_TASK OBJECTIVE_
Show each line of the data below that has the string "县纪委书记在" in it.
>> begin SOURCE MATERIAL
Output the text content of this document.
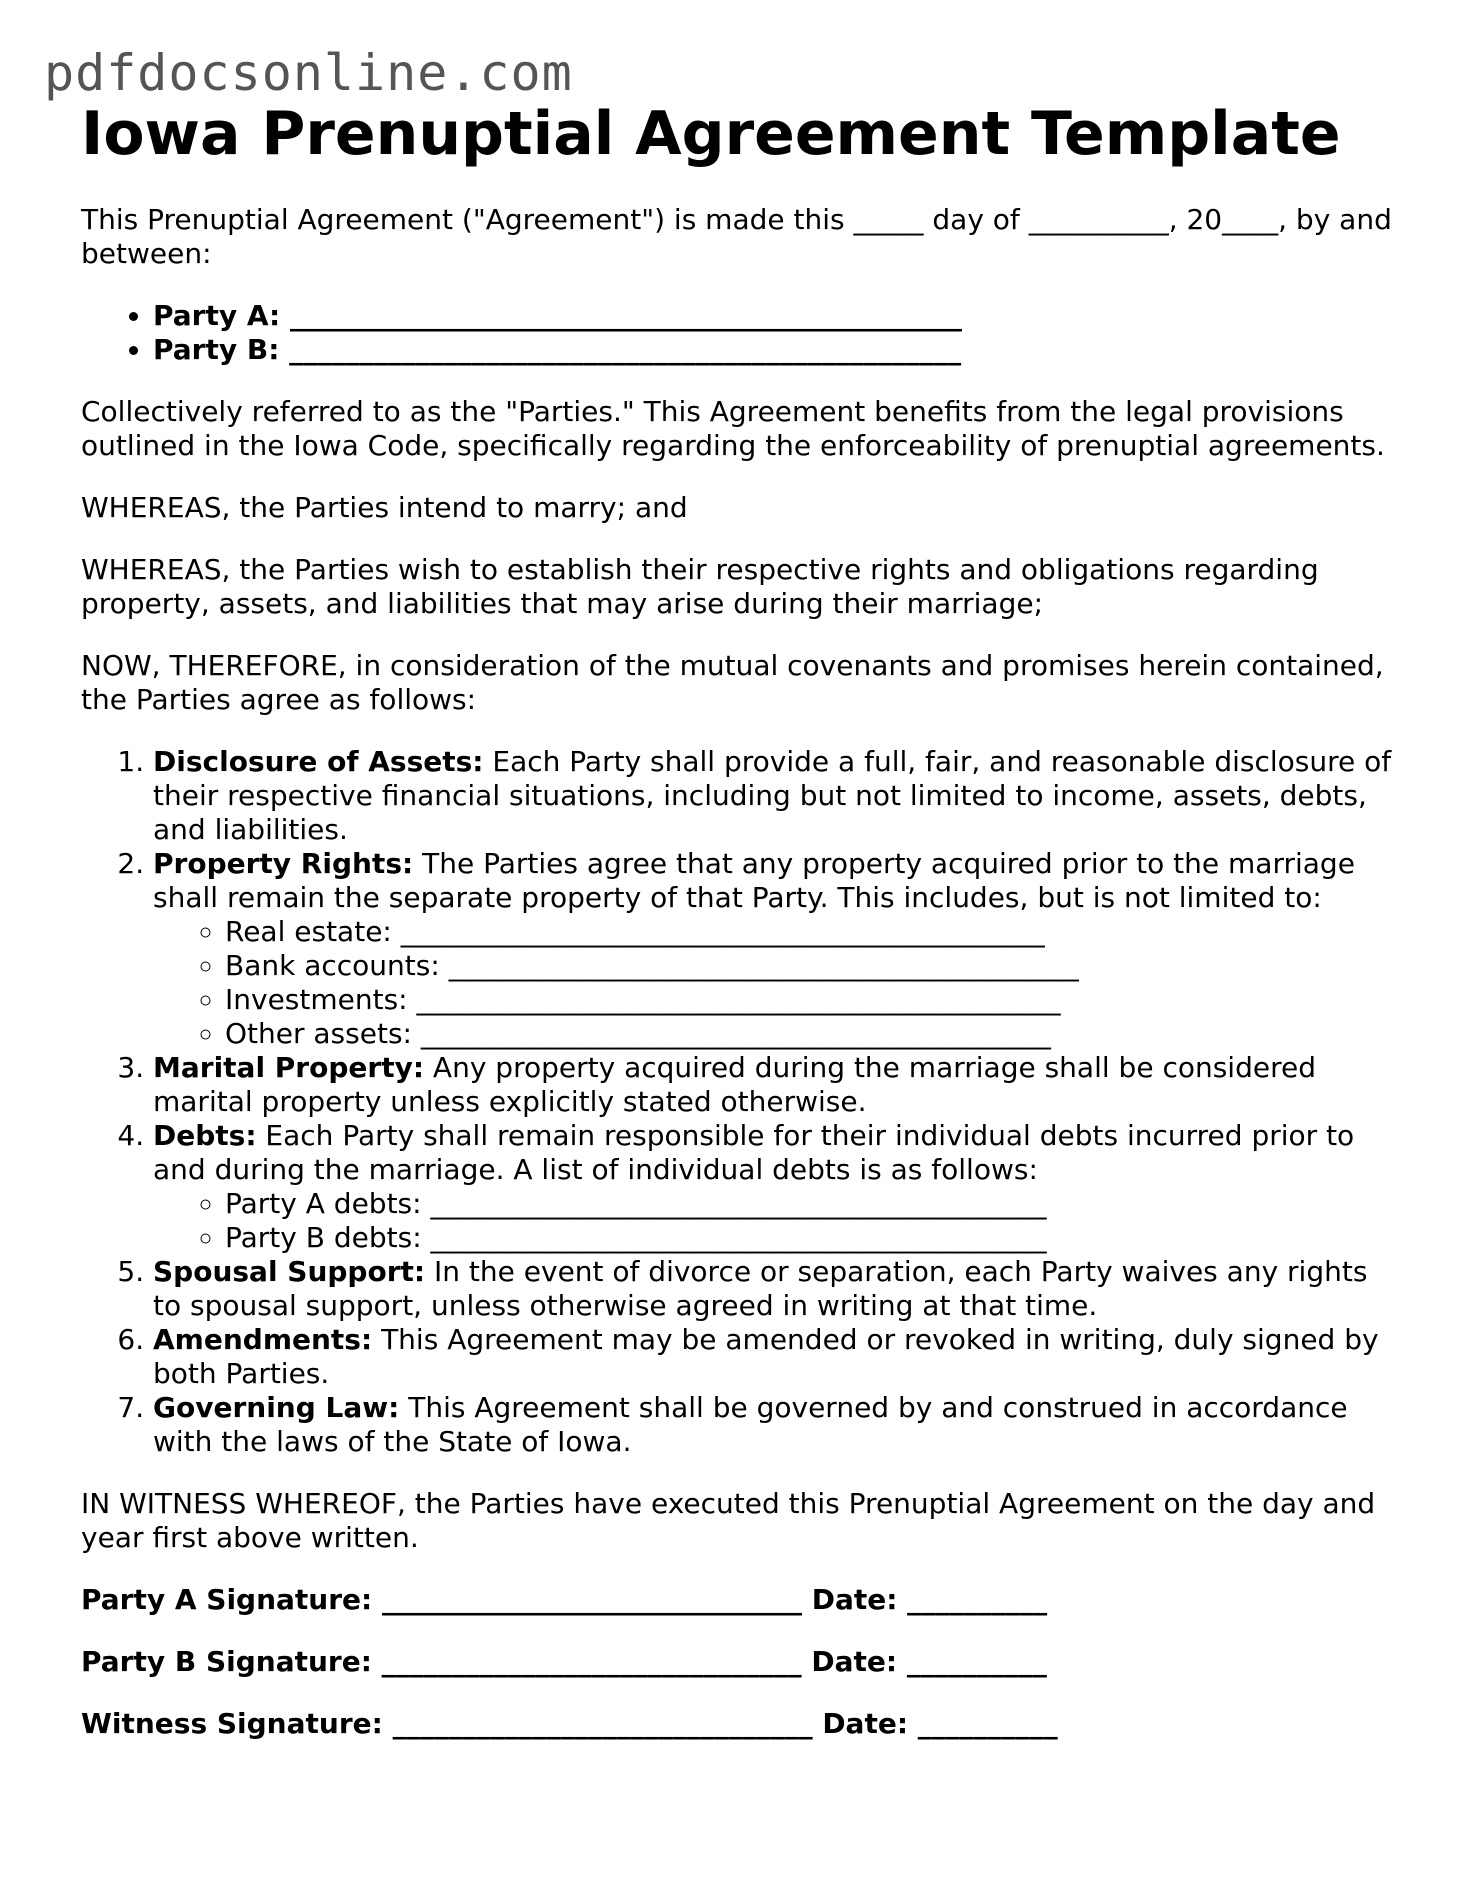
pdfdocsonline.com
Iowa Prenuptial Agreement Template

This Prenuptial Agreement ("Agreement") is made this _____ day of __________, 20____, by and between:

• Party A: ________________________________________________
• Party B: ________________________________________________

Collectively referred to as the "Parties." This Agreement benefits from the legal provisions outlined in the Iowa Code, specifically regarding the enforceability of prenuptial agreements.

WHEREAS, the Parties intend to marry; and

WHEREAS, the Parties wish to establish their respective rights and obligations regarding property, assets, and liabilities that may arise during their marriage;

NOW, THEREFORE, in consideration of the mutual covenants and promises herein contained, the Parties agree as follows:

1. Disclosure of Assets: Each Party shall provide a full, fair, and reasonable disclosure of their respective financial situations, including but not limited to income, assets, debts, and liabilities.
2. Property Rights: The Parties agree that any property acquired prior to the marriage shall remain the separate property of that Party. This includes, but is not limited to:
◦ Real estate: ______________________________________________
◦ Bank accounts: _____________________________________________
◦ Investments: ______________________________________________
◦ Other assets: _____________________________________________
3. Marital Property: Any property acquired during the marriage shall be considered marital property unless explicitly stated otherwise.
4. Debts: Each Party shall remain responsible for their individual debts incurred prior to and during the marriage. A list of individual debts is as follows:
◦ Party A debts: ____________________________________________
◦ Party B debts: ____________________________________________
5. Spousal Support: In the event of divorce or separation, each Party waives any rights to spousal support, unless otherwise agreed in writing at that time.
6. Amendments: This Agreement may be amended or revoked in writing, duly signed by both Parties.
7. Governing Law: This Agreement shall be governed by and construed in accordance with the laws of the State of Iowa.

IN WITNESS WHEREOF, the Parties have executed this Prenuptial Agreement on the day and year first above written.

Party A Signature: ______________________________ Date: __________
Party B Signature: ______________________________ Date: __________
Witness Signature: ______________________________ Date: __________
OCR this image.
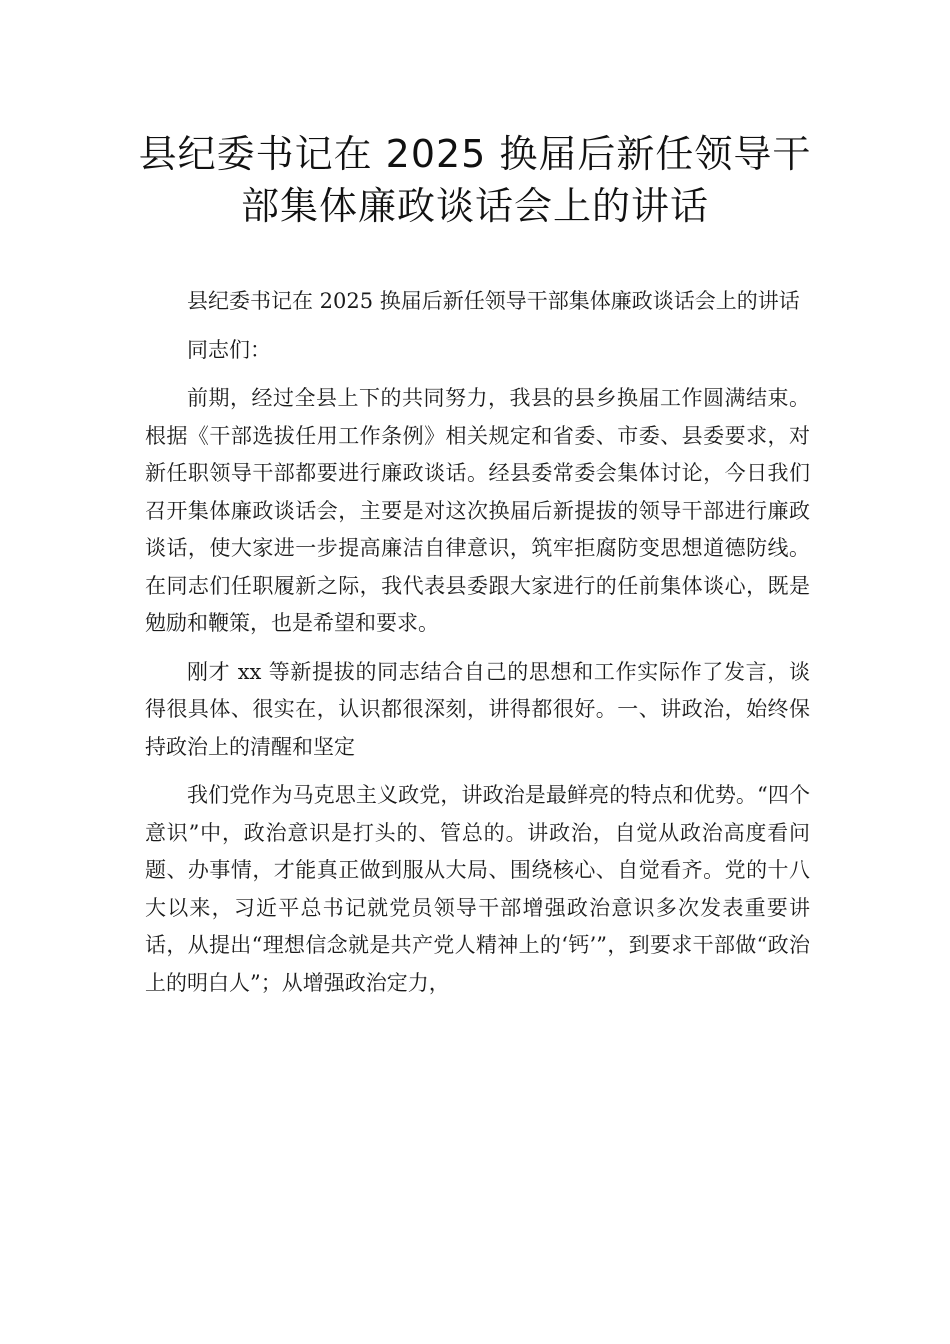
县纪委书记在 2025 换届后新任领导干
部集体廉政谈话会上的讲话

县纪委书记在 2025 换届后新任领导干部集体廉政谈话会上的讲话

同志们：

前期，经过全县上下的共同努力，我县的县乡换届工作圆满结束。根据《干部选拔任用工作条例》相关规定和省委、市委、县委要求，对新任职领导干部都要进行廉政谈话。经县委常委会集体讨论，今日我们召开集体廉政谈话会，主要是对这次换届后新提拔的领导干部进行廉政谈话，使大家进一步提高廉洁自律意识，筑牢拒腐防变思想道德防线。在同志们任职履新之际，我代表县委跟大家进行的任前集体谈心，既是勉励和鞭策，也是希望和要求。

刚才 xx 等新提拔的同志结合自己的思想和工作实际作了发言，谈得很具体、很实在，认识都很深刻，讲得都很好。一、讲政治，始终保持政治上的清醒和坚定

我们党作为马克思主义政党，讲政治是最鲜亮的特点和优势。“四个意识”中，政治意识是打头的、管总的。讲政治，自觉从政治高度看问题、办事情，才能真正做到服从大局、围绕核心、自觉看齐。党的十八大以来，习近平总书记就党员领导干部增强政治意识多次发表重要讲话，从提出“理想信念就是共产党人精神上的‘钙’”，到要求干部做“政治上的明白人”；从增强政治定力，
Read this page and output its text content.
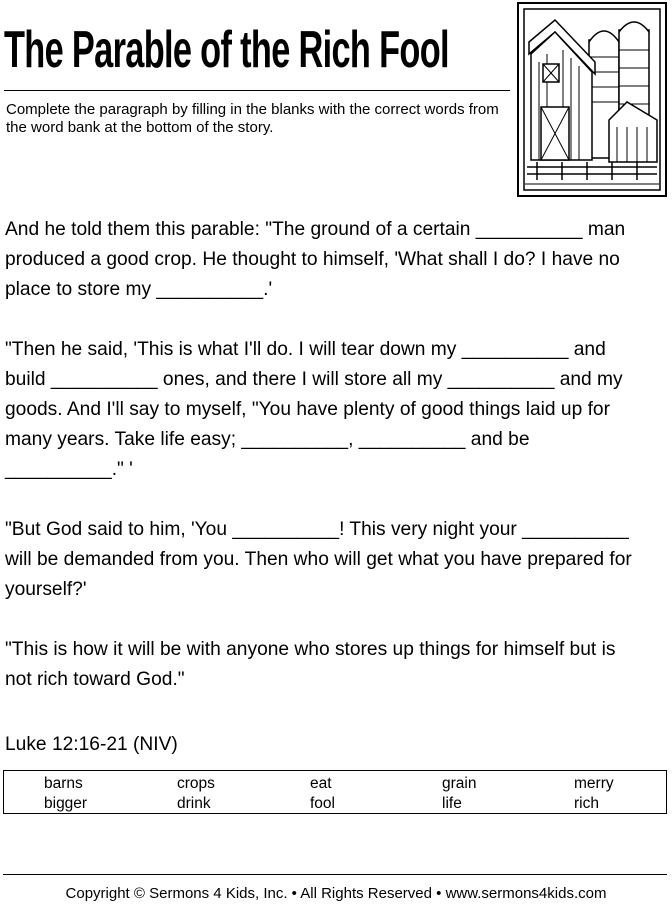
The Parable of the Rich Fool
Complete the paragraph by filling in the blanks with the correct words from the word bank at the bottom of the story.

And he told them this parable: "The ground of a certain __________ man
produced a good crop. He thought to himself, 'What shall I do? I have no
place to store my __________.'

"Then he said, 'This is what I'll do. I will tear down my __________ and
build __________ ones, and there I will store all my __________ and my
goods. And I'll say to myself, "You have plenty of good things laid up for
many years. Take life easy; __________, __________ and be
__________." '

"But God said to him, 'You __________! This very night your __________
will be demanded from you. Then who will get what you have prepared for
yourself?'

"This is how it will be with anyone who stores up things for himself but is
not rich toward God."

Luke 12:16-21 (NIV)
barns	crops	eat	grain	merry
bigger	drink	fool	life	rich
Copyright © Sermons 4 Kids, Inc. • All Rights Reserved • www.sermons4kids.com
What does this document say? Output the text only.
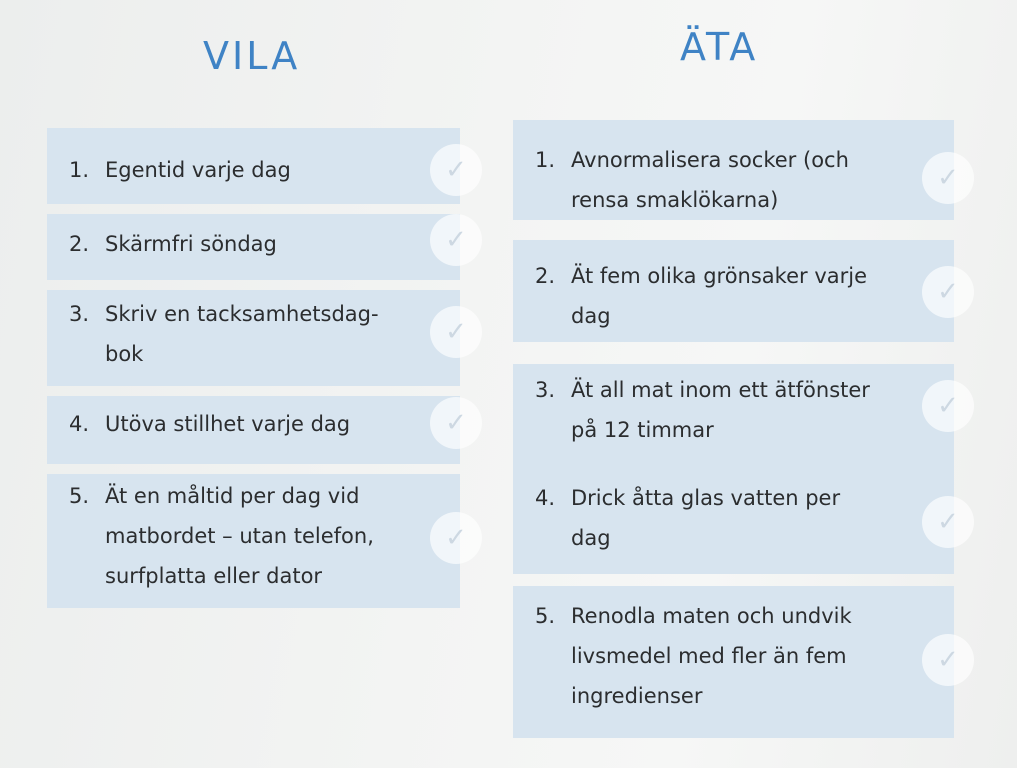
VILA	ÄTA
1. Egentid varje dag
2. Skärmfri söndag
3. Skriv en tacksamhetsdag-
bok
4. Utöva stillhet varje dag
5. Ät en måltid per dag vid
matbordet – utan telefon,
surfplatta eller dator
✓
✓
✓
✓
✓
1. Avnormalisera socker (och
rensa smaklökarna)
2. Ät fem olika grönsaker varje
dag
3. Ät all mat inom ett ätfönster
på 12 timmar
4. Drick åtta glas vatten per
dag
5. Renodla maten och undvik
livsmedel med fler än fem
ingredienser
✓
✓
✓
✓
✓
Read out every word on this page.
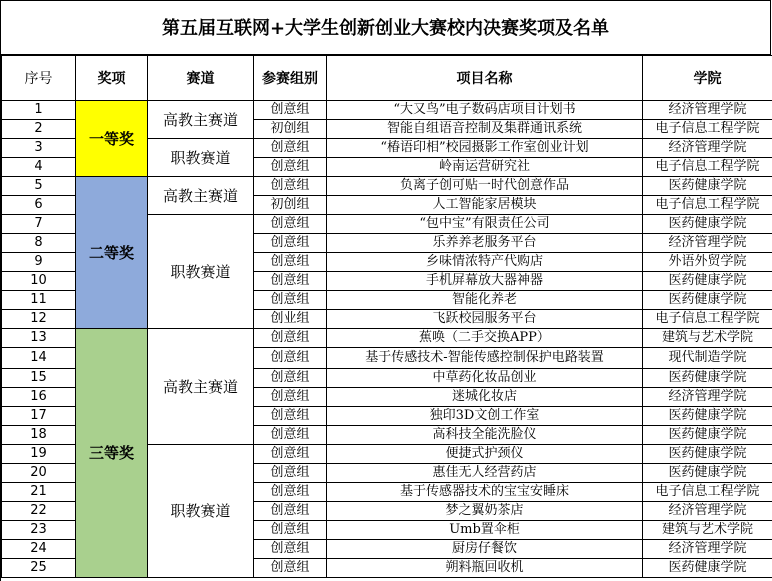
第五届互联网+大学生创新创业大赛校内决赛奖项及名单
序号	奖项	赛道	参赛组别	项目名称	学院
1	一等奖	高教主赛道	创意组	“大又鸟”电子数码店项目计划书	经济管理学院
2			初创组	智能自组语音控制及集群通讯系统	电子信息工程学院
3		职教赛道	创意组	“椿语印相”校园摄影工作室创业计划	经济管理学院
4			创意组	岭南运营研究社	电子信息工程学院
5	二等奖	高教主赛道	创意组	负离子创可贴一时代创意作品	医药健康学院
6			初创组	人工智能家居模块	电子信息工程学院
7		职教赛道	创意组	“包中宝”有限责任公司	医药健康学院
8			创意组	乐养养老服务平台	经济管理学院
9			创意组	乡味情浓特产代购店	外语外贸学院
10			创意组	手机屏幕放大器神器	医药健康学院
11			创意组	智能化养老	医药健康学院
12			创业组	飞跃校园服务平台	电子信息工程学院
13	三等奖	高教主赛道	创意组	蕉唤（二手交换APP）	建筑与艺术学院
14			创意组	基于传感技术-智能传感控制保护电路装置	现代制造学院
15			创意组	中草药化妆品创业	医药健康学院
16			创意组	迷城化妆店	经济管理学院
17			创意组	独印3D文创工作室	医药健康学院
18			创意组	高科技全能洗脸仪	医药健康学院
19		职教赛道	创意组	便捷式护颈仪	医药健康学院
20			创意组	惠佳无人经营药店	医药健康学院
21			创意组	基于传感器技术的宝宝安睡床	电子信息工程学院
22			创意组	梦之翼奶茶店	经济管理学院
23			创意组	Umb置伞柜	建筑与艺术学院
24			创意组	厨房仔餐饮	经济管理学院
25			创意组	朔料瓶回收机	医药健康学院
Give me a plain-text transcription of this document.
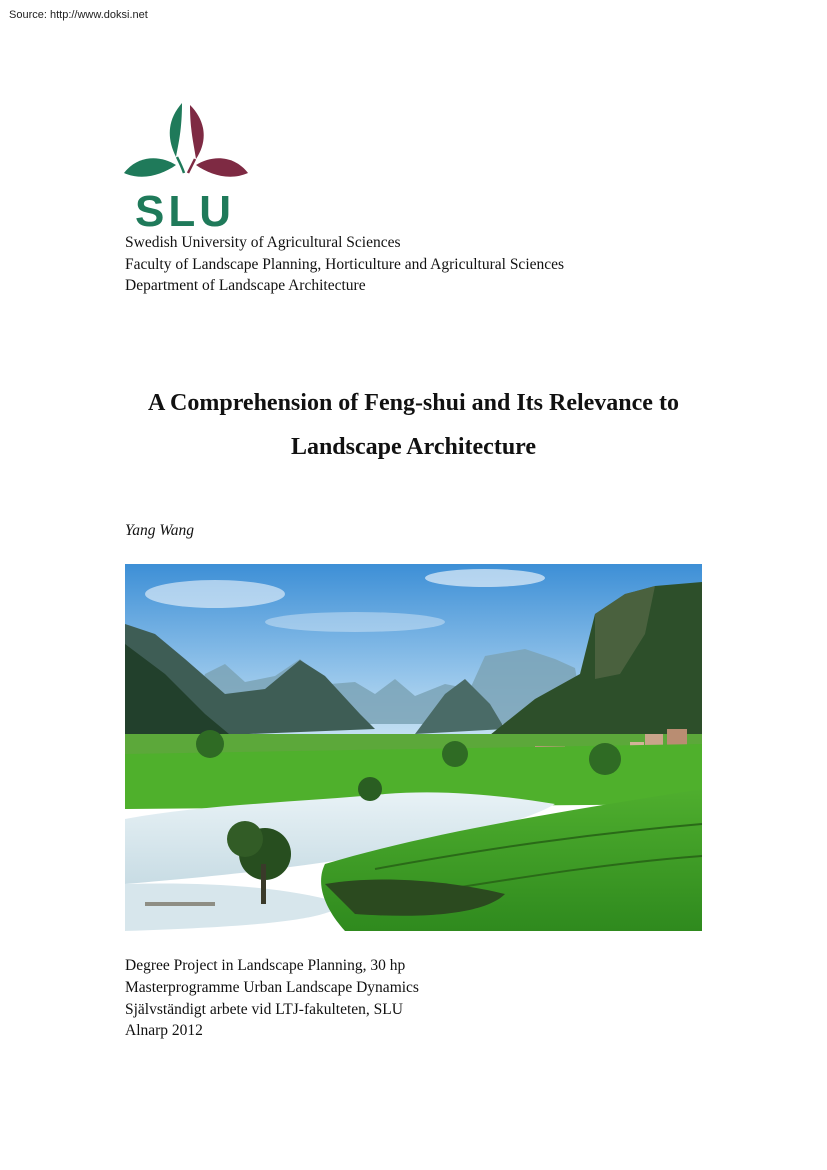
Source: http://www.doksi.net
SLU
Swedish University of Agricultural Sciences
Faculty of Landscape Planning, Horticulture and Agricultural Sciences
Department of Landscape Architecture
A Comprehension of Feng-shui and Its Relevance to
Landscape Architecture
Yang Wang
Degree Project in Landscape Planning, 30 hp
Masterprogramme Urban Landscape Dynamics
Självständigt arbete vid LTJ-fakulteten, SLU
Alnarp 2012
>> end SOURCE MATERIAL
_TASK OUTPUT_
县纪委书记在 2025 换届后新任领导干
县纪委书记在 2025 换届后新任领导干部集体廉政谈话会上的讲话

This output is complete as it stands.